Figure collection entries
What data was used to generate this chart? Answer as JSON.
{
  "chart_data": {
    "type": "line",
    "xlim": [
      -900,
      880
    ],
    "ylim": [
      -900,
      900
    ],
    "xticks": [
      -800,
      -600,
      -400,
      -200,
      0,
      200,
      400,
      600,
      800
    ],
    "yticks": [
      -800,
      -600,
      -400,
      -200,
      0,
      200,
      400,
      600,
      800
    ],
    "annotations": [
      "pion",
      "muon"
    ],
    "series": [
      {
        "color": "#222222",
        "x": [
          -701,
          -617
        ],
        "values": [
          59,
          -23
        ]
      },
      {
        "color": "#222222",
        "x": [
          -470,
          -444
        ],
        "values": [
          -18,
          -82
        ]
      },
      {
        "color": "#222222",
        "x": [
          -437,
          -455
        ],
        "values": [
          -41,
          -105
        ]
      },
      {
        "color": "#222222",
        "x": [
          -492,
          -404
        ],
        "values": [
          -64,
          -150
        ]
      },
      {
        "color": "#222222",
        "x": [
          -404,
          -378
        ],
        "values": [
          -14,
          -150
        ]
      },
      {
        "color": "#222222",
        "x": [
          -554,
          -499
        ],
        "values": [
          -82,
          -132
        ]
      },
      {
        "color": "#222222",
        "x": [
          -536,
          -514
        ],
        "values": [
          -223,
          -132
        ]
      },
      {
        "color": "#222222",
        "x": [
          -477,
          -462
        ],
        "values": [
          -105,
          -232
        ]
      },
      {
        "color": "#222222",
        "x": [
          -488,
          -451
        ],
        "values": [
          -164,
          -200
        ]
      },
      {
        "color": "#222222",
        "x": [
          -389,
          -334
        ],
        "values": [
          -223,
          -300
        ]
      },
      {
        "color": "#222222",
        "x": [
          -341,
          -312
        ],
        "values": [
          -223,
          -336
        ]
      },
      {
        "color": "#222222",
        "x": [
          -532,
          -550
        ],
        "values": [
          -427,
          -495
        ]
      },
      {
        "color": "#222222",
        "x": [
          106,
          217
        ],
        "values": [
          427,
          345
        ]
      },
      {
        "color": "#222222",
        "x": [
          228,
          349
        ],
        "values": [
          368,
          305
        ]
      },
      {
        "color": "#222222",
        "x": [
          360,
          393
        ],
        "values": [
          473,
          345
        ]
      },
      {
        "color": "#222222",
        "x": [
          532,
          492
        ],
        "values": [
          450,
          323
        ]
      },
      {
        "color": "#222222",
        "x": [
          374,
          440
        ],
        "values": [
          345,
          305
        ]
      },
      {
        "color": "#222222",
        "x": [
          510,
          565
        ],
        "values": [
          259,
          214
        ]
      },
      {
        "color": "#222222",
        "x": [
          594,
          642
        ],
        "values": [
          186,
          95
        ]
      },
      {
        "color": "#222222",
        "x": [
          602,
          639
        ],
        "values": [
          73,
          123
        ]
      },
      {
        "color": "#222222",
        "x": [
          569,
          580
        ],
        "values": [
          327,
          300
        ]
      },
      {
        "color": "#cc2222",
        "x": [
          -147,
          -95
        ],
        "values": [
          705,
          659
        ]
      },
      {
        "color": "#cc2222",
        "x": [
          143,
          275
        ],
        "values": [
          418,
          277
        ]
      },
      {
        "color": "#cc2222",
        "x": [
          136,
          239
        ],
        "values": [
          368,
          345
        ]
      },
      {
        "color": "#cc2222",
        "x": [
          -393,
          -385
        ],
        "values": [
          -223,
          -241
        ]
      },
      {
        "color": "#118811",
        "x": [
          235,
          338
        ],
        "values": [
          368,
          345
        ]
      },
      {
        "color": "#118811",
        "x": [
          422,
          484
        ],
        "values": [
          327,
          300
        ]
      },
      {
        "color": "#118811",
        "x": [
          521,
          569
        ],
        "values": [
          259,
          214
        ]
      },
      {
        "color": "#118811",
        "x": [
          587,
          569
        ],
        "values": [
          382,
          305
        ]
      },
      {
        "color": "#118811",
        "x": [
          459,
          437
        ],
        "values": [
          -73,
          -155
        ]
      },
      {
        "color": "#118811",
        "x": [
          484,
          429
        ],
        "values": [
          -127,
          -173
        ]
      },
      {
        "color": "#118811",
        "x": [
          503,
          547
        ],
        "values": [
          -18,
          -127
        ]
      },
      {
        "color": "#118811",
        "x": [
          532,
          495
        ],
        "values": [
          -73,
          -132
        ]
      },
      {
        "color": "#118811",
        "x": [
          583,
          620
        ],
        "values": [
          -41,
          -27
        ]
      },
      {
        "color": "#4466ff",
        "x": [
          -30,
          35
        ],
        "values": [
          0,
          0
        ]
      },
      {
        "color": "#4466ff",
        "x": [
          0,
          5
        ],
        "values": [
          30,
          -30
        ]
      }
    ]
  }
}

▶ _Instruction_
Return the material in full, exactly as shown.

▶ _Response to the exercise_
What data was used to generate this chart? Answer as JSON.
{
  "chart_data": {
    "type": "line",
    "xlim": [
      -900,
      880
    ],
    "ylim": [
      -900,
      900
    ],
    "xticks": [
      -800,
      -600,
      -400,
      -200,
      0,
      200,
      400,
      600,
      800
    ],
    "yticks": [
      -800,
      -600,
      -400,
      -200,
      0,
      200,
      400,
      600,
      800
    ],
    "annotations": [
      "pion",
      "muon"
    ],
    "series": [
      {
        "color": "#222222",
        "x": [
          -701,
          -617
        ],
        "values": [
          59,
          -23
        ]
      },
      {
        "color": "#222222",
        "x": [
          -470,
          -444
        ],
        "values": [
          -18,
          -82
        ]
      },
      {
        "color": "#222222",
        "x": [
          -437,
          -455
        ],
        "values": [
          -41,
          -105
        ]
      },
      {
        "color": "#222222",
        "x": [
          -492,
          -404
        ],
        "values": [
          -64,
          -150
        ]
      },
      {
        "color": "#222222",
        "x": [
          -404,
          -378
        ],
        "values": [
          -14,
          -150
        ]
      },
      {
        "color": "#222222",
        "x": [
          -554,
          -499
        ],
        "values": [
          -82,
          -132
        ]
      },
      {
        "color": "#222222",
        "x": [
          -536,
          -514
        ],
        "values": [
          -223,
          -132
        ]
      },
      {
        "color": "#222222",
        "x": [
          -477,
          -462
        ],
        "values": [
          -105,
          -232
        ]
      },
      {
        "color": "#222222",
        "x": [
          -488,
          -451
        ],
        "values": [
          -164,
          -200
        ]
      },
      {
        "color": "#222222",
        "x": [
          -389,
          -334
        ],
        "values": [
          -223,
          -300
        ]
      },
      {
        "color": "#222222",
        "x": [
          -341,
          -312
        ],
        "values": [
          -223,
          -336
        ]
      },
      {
        "color": "#222222",
        "x": [
          -532,
          -550
        ],
        "values": [
          -427,
          -495
        ]
      },
      {
        "color": "#222222",
        "x": [
          106,
          217
        ],
        "values": [
          427,
          345
        ]
      },
      {
        "color": "#222222",
        "x": [
          228,
          349
        ],
        "values": [
          368,
          305
        ]
      },
      {
        "color": "#222222",
        "x": [
          360,
          393
        ],
        "values": [
          473,
          345
        ]
      },
      {
        "color": "#222222",
        "x": [
          532,
          492
        ],
        "values": [
          450,
          323
        ]
      },
      {
        "color": "#222222",
        "x": [
          374,
          440
        ],
        "values": [
          345,
          305
        ]
      },
      {
        "color": "#222222",
        "x": [
          510,
          565
        ],
        "values": [
          259,
          214
        ]
      },
      {
        "color": "#222222",
        "x": [
          594,
          642
        ],
        "values": [
          186,
          95
        ]
      },
      {
        "color": "#222222",
        "x": [
          602,
          639
        ],
        "values": [
          73,
          123
        ]
      },
      {
        "color": "#222222",
        "x": [
          569,
          580
        ],
        "values": [
          327,
          300
        ]
      },
      {
        "color": "#cc2222",
        "x": [
          -147,
          -95
        ],
        "values": [
          705,
          659
        ]
      },
      {
        "color": "#cc2222",
        "x": [
          143,
          275
        ],
        "values": [
          418,
          277
        ]
      },
      {
        "color": "#cc2222",
        "x": [
          136,
          239
        ],
        "values": [
          368,
          345
        ]
      },
      {
        "color": "#cc2222",
        "x": [
          -393,
          -385
        ],
        "values": [
          -223,
          -241
        ]
      },
      {
        "color": "#118811",
        "x": [
          235,
          338
        ],
        "values": [
          368,
          345
        ]
      },
      {
        "color": "#118811",
        "x": [
          422,
          484
        ],
        "values": [
          327,
          300
        ]
      },
      {
        "color": "#118811",
        "x": [
          521,
          569
        ],
        "values": [
          259,
          214
        ]
      },
      {
        "color": "#118811",
        "x": [
          587,
          569
        ],
        "values": [
          382,
          305
        ]
      },
      {
        "color": "#118811",
        "x": [
          459,
          437
        ],
        "values": [
          -73,
          -155
        ]
      },
      {
        "color": "#118811",
        "x": [
          484,
          429
        ],
        "values": [
          -127,
          -173
        ]
      },
      {
        "color": "#118811",
        "x": [
          503,
          547
        ],
        "values": [
          -18,
          -127
        ]
      },
      {
        "color": "#118811",
        "x": [
          532,
          495
        ],
        "values": [
          -73,
          -132
        ]
      },
      {
        "color": "#118811",
        "x": [
          583,
          620
        ],
        "values": [
          -41,
          -27
        ]
      },
      {
        "color": "#4466ff",
        "x": [
          -30,
          35
        ],
        "values": [
          0,
          0
        ]
      },
      {
        "color": "#4466ff",
        "x": [
          0,
          5
        ],
        "values": [
          30,
          -30
        ]
      }
    ]
  }
}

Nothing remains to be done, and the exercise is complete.